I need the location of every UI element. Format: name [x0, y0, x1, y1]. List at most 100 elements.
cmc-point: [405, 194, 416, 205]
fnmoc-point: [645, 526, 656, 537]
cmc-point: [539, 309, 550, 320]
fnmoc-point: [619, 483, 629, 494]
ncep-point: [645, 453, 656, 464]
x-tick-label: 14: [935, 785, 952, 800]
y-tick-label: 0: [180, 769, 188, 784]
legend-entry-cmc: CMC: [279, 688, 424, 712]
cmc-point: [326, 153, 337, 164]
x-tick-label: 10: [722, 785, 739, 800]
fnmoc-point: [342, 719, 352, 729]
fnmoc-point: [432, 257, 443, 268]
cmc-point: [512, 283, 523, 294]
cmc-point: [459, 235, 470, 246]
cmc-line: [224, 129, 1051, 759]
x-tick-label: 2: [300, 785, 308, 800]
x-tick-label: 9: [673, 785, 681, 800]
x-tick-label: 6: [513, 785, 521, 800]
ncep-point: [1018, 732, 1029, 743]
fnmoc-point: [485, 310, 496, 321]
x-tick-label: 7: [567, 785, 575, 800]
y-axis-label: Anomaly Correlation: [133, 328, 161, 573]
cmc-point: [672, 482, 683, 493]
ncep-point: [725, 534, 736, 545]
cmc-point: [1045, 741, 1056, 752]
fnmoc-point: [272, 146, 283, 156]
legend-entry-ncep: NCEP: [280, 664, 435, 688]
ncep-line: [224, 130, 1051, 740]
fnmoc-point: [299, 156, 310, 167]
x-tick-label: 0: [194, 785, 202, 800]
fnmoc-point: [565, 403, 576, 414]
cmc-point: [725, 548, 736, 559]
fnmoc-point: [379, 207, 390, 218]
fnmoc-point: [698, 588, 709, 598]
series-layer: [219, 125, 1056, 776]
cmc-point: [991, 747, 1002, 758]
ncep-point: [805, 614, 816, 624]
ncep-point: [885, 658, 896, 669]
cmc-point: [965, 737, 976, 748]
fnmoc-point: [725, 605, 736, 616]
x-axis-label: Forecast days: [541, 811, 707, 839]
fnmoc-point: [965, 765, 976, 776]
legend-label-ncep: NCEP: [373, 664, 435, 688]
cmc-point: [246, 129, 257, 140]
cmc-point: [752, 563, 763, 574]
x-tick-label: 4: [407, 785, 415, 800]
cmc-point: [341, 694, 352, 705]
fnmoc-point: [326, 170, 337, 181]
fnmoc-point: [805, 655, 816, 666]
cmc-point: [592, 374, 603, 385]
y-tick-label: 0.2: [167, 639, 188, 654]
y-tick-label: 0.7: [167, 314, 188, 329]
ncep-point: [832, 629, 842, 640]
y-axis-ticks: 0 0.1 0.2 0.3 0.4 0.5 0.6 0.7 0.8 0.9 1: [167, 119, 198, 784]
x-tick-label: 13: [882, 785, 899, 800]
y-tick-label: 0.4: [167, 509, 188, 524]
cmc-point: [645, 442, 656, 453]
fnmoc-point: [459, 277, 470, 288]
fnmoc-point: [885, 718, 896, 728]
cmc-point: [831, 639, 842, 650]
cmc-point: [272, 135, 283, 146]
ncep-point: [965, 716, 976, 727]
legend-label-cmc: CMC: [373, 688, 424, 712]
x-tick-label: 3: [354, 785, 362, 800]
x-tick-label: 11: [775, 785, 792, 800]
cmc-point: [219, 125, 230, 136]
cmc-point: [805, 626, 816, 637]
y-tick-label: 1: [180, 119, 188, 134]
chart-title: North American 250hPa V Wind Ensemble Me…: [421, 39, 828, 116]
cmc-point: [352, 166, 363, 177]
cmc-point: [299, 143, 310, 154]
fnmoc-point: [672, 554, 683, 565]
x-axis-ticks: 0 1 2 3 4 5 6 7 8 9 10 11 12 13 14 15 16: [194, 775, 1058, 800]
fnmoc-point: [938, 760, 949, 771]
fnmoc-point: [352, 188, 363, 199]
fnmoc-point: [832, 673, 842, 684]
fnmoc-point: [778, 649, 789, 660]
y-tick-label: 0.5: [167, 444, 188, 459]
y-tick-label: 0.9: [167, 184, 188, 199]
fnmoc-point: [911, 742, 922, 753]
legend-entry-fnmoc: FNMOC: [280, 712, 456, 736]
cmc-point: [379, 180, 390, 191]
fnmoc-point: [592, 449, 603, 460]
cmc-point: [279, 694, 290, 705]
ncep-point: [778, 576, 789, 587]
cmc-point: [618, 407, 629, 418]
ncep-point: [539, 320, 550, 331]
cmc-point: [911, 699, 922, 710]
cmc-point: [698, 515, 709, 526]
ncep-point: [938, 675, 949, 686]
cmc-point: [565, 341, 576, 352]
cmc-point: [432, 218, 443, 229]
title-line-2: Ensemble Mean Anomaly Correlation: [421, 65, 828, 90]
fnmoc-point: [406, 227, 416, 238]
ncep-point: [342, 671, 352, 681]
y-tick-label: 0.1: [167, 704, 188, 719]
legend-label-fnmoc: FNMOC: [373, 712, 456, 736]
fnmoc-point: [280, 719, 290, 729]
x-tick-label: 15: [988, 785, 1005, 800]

Directions for this task |
Rewrite all the entries above, substituting "fnmoc-marker" for every occurrence of "fnmoc-point" and keeping everything else identical.

Result of this exercise |
I need the location of every UI element. Format: name [x0, y0, x1, y1]. List at most 100 elements.
cmc-point: [405, 194, 416, 205]
fnmoc-marker: [645, 526, 656, 537]
cmc-point: [539, 309, 550, 320]
fnmoc-marker: [619, 483, 629, 494]
ncep-point: [645, 453, 656, 464]
x-tick-label: 14: [935, 785, 952, 800]
y-tick-label: 0: [180, 769, 188, 784]
legend-entry-cmc: CMC: [279, 688, 424, 712]
cmc-point: [326, 153, 337, 164]
x-tick-label: 10: [722, 785, 739, 800]
fnmoc-marker: [342, 719, 352, 729]
fnmoc-marker: [432, 257, 443, 268]
cmc-point: [512, 283, 523, 294]
cmc-point: [459, 235, 470, 246]
cmc-line: [224, 129, 1051, 759]
x-tick-label: 2: [300, 785, 308, 800]
x-tick-label: 9: [673, 785, 681, 800]
x-tick-label: 6: [513, 785, 521, 800]
ncep-point: [1018, 732, 1029, 743]
fnmoc-marker: [485, 310, 496, 321]
x-tick-label: 7: [567, 785, 575, 800]
y-axis-label: Anomaly Correlation: [133, 328, 161, 573]
cmc-point: [672, 482, 683, 493]
ncep-point: [725, 534, 736, 545]
cmc-point: [1045, 741, 1056, 752]
fnmoc-marker: [272, 146, 283, 156]
legend-entry-ncep: NCEP: [280, 664, 435, 688]
ncep-line: [224, 130, 1051, 740]
fnmoc-marker: [299, 156, 310, 167]
x-tick-label: 0: [194, 785, 202, 800]
fnmoc-marker: [565, 403, 576, 414]
cmc-point: [725, 548, 736, 559]
fnmoc-marker: [379, 207, 390, 218]
fnmoc-marker: [698, 588, 709, 598]
series-layer: [219, 125, 1056, 776]
cmc-point: [991, 747, 1002, 758]
ncep-point: [805, 614, 816, 624]
ncep-point: [885, 658, 896, 669]
cmc-point: [965, 737, 976, 748]
fnmoc-marker: [725, 605, 736, 616]
x-axis-label: Forecast days: [541, 811, 707, 839]
fnmoc-marker: [965, 765, 976, 776]
legend-label-ncep: NCEP: [373, 664, 435, 688]
cmc-point: [246, 129, 257, 140]
cmc-point: [752, 563, 763, 574]
x-tick-label: 4: [407, 785, 415, 800]
cmc-point: [341, 694, 352, 705]
fnmoc-marker: [326, 170, 337, 181]
fnmoc-marker: [805, 655, 816, 666]
cmc-point: [592, 374, 603, 385]
y-tick-label: 0.2: [167, 639, 188, 654]
y-tick-label: 0.7: [167, 314, 188, 329]
ncep-point: [832, 629, 842, 640]
y-axis-ticks: 0 0.1 0.2 0.3 0.4 0.5 0.6 0.7 0.8 0.9 1: [167, 119, 198, 784]
x-tick-label: 13: [882, 785, 899, 800]
y-tick-label: 0.4: [167, 509, 188, 524]
cmc-point: [645, 442, 656, 453]
fnmoc-marker: [459, 277, 470, 288]
fnmoc-marker: [885, 718, 896, 728]
cmc-point: [831, 639, 842, 650]
cmc-point: [272, 135, 283, 146]
ncep-point: [965, 716, 976, 727]
legend-label-cmc: CMC: [373, 688, 424, 712]
x-tick-label: 3: [354, 785, 362, 800]
x-tick-label: 11: [775, 785, 792, 800]
cmc-point: [219, 125, 230, 136]
cmc-point: [805, 626, 816, 637]
y-tick-label: 1: [180, 119, 188, 134]
chart-title: North American 250hPa V Wind Ensemble Me…: [421, 39, 828, 116]
cmc-point: [352, 166, 363, 177]
cmc-point: [299, 143, 310, 154]
fnmoc-marker: [672, 554, 683, 565]
x-axis-ticks: 0 1 2 3 4 5 6 7 8 9 10 11 12 13 14 15 16: [194, 775, 1058, 800]
fnmoc-marker: [938, 760, 949, 771]
fnmoc-marker: [352, 188, 363, 199]
fnmoc-marker: [832, 673, 842, 684]
fnmoc-marker: [778, 649, 789, 660]
y-tick-label: 0.5: [167, 444, 188, 459]
y-tick-label: 0.9: [167, 184, 188, 199]
fnmoc-marker: [911, 742, 922, 753]
legend-entry-fnmoc: FNMOC: [280, 712, 456, 736]
cmc-point: [379, 180, 390, 191]
fnmoc-marker: [592, 449, 603, 460]
cmc-point: [279, 694, 290, 705]
ncep-point: [778, 576, 789, 587]
cmc-point: [618, 407, 629, 418]
ncep-point: [539, 320, 550, 331]
cmc-point: [911, 699, 922, 710]
cmc-point: [698, 515, 709, 526]
ncep-point: [938, 675, 949, 686]
cmc-point: [565, 341, 576, 352]
cmc-point: [432, 218, 443, 229]
title-line-2: Ensemble Mean Anomaly Correlation: [421, 65, 828, 90]
fnmoc-marker: [406, 227, 416, 238]
ncep-point: [342, 671, 352, 681]
y-tick-label: 0.1: [167, 704, 188, 719]
legend-label-fnmoc: FNMOC: [373, 712, 456, 736]
fnmoc-marker: [280, 719, 290, 729]
x-tick-label: 15: [988, 785, 1005, 800]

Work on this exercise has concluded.